Exercise prompt |
Reproduce the records below exactly as they appear.

Records from a data collection

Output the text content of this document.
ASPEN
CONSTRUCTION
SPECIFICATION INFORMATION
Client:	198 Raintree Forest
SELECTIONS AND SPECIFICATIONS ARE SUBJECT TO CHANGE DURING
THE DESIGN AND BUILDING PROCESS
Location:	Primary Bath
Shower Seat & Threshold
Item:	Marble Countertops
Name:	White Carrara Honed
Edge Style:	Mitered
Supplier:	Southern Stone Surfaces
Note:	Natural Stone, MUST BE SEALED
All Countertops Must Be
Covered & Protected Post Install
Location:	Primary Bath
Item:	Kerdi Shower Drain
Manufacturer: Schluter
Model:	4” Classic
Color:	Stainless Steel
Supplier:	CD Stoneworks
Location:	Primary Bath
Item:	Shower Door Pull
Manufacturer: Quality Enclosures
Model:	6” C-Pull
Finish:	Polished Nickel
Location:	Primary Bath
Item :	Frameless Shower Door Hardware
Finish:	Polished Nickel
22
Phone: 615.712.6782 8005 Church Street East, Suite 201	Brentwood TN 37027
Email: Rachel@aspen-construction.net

Written reply |
Output the text content of this document.
ASPEN
CONSTRUCTION
SPECIFICATION INFORMATION
Client:	198 Raintree Forest
SELECTIONS AND SPECIFICATIONS ARE SUBJECT TO CHANGE DURING
THE DESIGN AND BUILDING PROCESS
Location:	Primary Bath
Shower Seat & Threshold
Item:	Marble Countertops
Name:	White Carrara Honed
Edge Style:	Mitered
Supplier:	Southern Stone Surfaces
Note:	Natural Stone, MUST BE SEALED
All Countertops Must Be
Covered & Protected Post Install
Location:	Primary Bath
Item:	Kerdi Shower Drain
Manufacturer: Schluter
Model:	4” Classic
Color:	Stainless Steel
Supplier:	CD Stoneworks
Location:	Primary Bath
Item:	Shower Door Pull
Manufacturer: Quality Enclosures
Model:	6” C-Pull
Finish:	Polished Nickel
Location:	Primary Bath
Item :	Frameless Shower Door Hardware
Finish:	Polished Nickel
22
Phone: 615.712.6782 8005 Church Street East, Suite 201	Brentwood TN 37027
Email: Rachel@aspen-construction.net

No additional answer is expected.